• _THE INPUT_:
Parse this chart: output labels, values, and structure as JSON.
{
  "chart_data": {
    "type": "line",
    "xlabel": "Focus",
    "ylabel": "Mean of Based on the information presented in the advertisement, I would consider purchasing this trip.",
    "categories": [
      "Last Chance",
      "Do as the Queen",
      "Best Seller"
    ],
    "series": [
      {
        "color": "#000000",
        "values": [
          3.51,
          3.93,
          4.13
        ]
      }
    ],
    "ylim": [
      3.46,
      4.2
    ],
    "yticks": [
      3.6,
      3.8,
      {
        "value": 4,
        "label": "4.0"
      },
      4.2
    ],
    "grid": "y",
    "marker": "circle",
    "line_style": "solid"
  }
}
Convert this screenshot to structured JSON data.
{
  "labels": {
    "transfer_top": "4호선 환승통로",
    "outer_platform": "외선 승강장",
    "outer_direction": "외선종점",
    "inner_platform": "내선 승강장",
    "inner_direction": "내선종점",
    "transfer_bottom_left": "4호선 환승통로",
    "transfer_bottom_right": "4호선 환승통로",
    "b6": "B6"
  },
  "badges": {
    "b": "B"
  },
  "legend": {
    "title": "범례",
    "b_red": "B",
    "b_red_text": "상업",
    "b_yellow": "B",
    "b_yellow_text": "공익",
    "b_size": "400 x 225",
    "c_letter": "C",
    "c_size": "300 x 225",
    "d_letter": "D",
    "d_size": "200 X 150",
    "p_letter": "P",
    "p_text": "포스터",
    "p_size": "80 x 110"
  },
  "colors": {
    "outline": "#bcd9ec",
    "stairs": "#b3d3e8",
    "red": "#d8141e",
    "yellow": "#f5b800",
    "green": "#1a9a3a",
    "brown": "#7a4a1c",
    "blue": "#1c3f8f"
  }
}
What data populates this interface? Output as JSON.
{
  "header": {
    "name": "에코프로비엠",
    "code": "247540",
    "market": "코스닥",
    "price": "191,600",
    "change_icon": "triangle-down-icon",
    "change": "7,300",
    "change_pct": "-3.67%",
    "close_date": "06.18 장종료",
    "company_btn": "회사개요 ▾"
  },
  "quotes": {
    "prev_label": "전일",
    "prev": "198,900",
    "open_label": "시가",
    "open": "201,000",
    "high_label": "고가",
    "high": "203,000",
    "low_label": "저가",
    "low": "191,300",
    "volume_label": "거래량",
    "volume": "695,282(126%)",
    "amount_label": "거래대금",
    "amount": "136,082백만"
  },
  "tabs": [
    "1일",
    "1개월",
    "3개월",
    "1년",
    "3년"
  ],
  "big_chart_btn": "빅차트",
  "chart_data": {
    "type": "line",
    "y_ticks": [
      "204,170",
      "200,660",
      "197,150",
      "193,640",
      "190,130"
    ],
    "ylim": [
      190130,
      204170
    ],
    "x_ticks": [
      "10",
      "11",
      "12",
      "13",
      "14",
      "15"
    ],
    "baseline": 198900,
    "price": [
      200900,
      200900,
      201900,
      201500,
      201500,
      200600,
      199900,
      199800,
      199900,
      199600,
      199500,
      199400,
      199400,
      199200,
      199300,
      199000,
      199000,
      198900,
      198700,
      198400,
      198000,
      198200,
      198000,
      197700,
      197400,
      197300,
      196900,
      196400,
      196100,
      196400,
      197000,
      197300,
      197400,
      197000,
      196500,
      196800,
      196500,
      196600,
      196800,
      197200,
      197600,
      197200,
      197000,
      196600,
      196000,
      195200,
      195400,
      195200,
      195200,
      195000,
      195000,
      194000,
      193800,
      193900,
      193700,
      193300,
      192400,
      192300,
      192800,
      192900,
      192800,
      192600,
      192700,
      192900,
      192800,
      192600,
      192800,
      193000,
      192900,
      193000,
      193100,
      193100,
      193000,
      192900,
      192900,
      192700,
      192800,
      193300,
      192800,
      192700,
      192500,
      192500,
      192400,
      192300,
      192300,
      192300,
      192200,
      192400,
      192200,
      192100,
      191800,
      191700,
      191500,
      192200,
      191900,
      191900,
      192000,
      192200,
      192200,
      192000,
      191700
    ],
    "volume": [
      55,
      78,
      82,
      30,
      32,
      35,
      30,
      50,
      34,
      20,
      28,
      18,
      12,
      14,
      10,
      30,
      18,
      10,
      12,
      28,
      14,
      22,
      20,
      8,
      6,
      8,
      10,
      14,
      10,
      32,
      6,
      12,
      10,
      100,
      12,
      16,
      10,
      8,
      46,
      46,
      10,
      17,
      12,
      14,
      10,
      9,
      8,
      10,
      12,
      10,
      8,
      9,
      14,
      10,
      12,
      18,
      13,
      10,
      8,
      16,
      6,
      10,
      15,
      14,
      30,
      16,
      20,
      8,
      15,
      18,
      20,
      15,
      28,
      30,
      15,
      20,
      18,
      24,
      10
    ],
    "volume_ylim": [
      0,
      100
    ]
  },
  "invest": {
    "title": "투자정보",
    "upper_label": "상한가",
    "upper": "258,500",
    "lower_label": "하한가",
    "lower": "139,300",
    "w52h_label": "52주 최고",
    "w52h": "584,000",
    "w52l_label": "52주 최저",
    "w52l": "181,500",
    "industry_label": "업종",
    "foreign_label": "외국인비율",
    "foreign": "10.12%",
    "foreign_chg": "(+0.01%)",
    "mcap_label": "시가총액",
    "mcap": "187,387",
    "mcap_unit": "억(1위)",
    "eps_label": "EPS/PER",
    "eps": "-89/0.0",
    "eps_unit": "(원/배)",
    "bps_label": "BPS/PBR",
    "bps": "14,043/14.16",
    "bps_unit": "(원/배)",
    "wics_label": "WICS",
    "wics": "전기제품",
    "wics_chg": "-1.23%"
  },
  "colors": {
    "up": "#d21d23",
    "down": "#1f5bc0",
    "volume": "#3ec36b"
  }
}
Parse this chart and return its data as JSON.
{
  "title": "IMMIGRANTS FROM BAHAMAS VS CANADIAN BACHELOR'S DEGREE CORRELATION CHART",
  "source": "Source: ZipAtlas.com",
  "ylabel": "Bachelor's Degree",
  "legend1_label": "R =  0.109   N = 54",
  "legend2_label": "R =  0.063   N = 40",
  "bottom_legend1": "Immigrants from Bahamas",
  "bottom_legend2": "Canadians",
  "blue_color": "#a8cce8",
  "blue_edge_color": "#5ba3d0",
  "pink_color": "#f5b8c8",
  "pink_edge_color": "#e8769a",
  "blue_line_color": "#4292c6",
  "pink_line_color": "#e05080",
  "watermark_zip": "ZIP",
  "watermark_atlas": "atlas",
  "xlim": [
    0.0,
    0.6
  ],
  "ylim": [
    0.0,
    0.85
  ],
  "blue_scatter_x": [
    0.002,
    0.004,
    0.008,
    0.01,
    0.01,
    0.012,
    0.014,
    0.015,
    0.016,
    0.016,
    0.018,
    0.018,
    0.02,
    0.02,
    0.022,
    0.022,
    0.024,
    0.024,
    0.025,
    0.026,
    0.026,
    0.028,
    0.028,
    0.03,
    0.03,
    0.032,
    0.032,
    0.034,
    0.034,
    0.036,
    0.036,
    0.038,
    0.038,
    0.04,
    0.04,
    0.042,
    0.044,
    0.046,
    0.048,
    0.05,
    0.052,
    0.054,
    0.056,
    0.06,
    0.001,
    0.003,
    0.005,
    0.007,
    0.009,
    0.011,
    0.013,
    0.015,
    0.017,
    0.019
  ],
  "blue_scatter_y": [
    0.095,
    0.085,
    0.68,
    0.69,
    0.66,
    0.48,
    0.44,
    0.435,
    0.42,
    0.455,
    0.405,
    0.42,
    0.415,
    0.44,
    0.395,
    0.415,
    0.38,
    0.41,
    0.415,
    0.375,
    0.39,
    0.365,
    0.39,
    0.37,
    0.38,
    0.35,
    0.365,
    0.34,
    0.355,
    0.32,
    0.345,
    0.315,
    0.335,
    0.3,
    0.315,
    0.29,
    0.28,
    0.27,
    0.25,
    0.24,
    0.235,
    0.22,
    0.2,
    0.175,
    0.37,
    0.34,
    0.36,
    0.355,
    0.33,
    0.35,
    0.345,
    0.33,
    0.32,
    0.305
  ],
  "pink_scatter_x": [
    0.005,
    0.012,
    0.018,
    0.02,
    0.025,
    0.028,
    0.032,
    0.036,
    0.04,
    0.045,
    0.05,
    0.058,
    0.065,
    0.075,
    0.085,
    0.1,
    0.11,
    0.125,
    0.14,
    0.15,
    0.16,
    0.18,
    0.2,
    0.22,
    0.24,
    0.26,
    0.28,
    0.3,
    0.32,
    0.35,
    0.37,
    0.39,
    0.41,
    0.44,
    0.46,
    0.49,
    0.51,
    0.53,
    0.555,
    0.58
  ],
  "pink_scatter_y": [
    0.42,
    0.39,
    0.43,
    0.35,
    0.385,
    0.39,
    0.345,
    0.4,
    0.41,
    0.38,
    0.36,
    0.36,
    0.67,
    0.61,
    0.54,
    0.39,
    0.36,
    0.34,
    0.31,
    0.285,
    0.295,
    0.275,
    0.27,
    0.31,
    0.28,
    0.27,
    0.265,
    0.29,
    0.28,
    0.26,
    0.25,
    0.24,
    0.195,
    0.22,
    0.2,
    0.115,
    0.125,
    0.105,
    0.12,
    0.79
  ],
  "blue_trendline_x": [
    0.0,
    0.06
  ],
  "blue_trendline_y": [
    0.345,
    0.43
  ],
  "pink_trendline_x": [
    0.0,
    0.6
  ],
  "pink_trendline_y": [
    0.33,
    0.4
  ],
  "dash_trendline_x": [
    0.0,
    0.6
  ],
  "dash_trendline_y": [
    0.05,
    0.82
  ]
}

• _THE TASK_:
Return all the lines that contain the string "down".

• _ANSWER TO THIS EXERCISE_:
    "change_icon": "triangle-down-icon",
    "down": "#1f5bc0",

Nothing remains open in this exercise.